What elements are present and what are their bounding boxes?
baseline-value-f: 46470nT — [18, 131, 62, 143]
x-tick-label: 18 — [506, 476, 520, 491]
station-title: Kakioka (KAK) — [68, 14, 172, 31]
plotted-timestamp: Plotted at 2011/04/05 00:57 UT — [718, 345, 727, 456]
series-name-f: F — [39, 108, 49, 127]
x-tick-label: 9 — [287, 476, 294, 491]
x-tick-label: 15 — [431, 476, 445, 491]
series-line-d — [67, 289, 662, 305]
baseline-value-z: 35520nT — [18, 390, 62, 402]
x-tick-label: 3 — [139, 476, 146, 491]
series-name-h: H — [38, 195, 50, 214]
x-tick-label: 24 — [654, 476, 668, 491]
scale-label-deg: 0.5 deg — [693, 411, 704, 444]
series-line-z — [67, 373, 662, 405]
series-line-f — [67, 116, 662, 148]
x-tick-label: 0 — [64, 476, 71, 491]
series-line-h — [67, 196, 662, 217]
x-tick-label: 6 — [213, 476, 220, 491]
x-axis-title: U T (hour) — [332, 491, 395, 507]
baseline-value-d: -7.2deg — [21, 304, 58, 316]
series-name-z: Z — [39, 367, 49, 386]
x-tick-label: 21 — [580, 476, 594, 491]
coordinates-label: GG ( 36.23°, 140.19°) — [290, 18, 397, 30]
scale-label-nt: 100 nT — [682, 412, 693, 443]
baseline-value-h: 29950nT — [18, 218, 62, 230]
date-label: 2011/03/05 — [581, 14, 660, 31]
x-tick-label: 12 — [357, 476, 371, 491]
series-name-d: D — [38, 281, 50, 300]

════

What this task involves: Copy out the material word for word, starting at its first line and ending with the line that contains "coordinates-label: GG ( 36.23°, 140.19°)", including both of those lines.

Output below:
What elements are present and what are their bounding boxes?
baseline-value-f: 46470nT — [18, 131, 62, 143]
x-tick-label: 18 — [506, 476, 520, 491]
station-title: Kakioka (KAK) — [68, 14, 172, 31]
plotted-timestamp: Plotted at 2011/04/05 00:57 UT — [718, 345, 727, 456]
series-name-f: F — [39, 108, 49, 127]
x-tick-label: 9 — [287, 476, 294, 491]
x-tick-label: 15 — [431, 476, 445, 491]
series-line-d — [67, 289, 662, 305]
baseline-value-z: 35520nT — [18, 390, 62, 402]
x-tick-label: 3 — [139, 476, 146, 491]
series-name-h: H — [38, 195, 50, 214]
x-tick-label: 24 — [654, 476, 668, 491]
scale-label-deg: 0.5 deg — [693, 411, 704, 444]
series-line-z — [67, 373, 662, 405]
series-line-f — [67, 116, 662, 148]
x-tick-label: 0 — [64, 476, 71, 491]
series-line-h — [67, 196, 662, 217]
x-tick-label: 6 — [213, 476, 220, 491]
x-axis-title: U T (hour) — [332, 491, 395, 507]
baseline-value-d: -7.2deg — [21, 304, 58, 316]
series-name-z: Z — [39, 367, 49, 386]
x-tick-label: 21 — [580, 476, 594, 491]
coordinates-label: GG ( 36.23°, 140.19°) — [290, 18, 397, 30]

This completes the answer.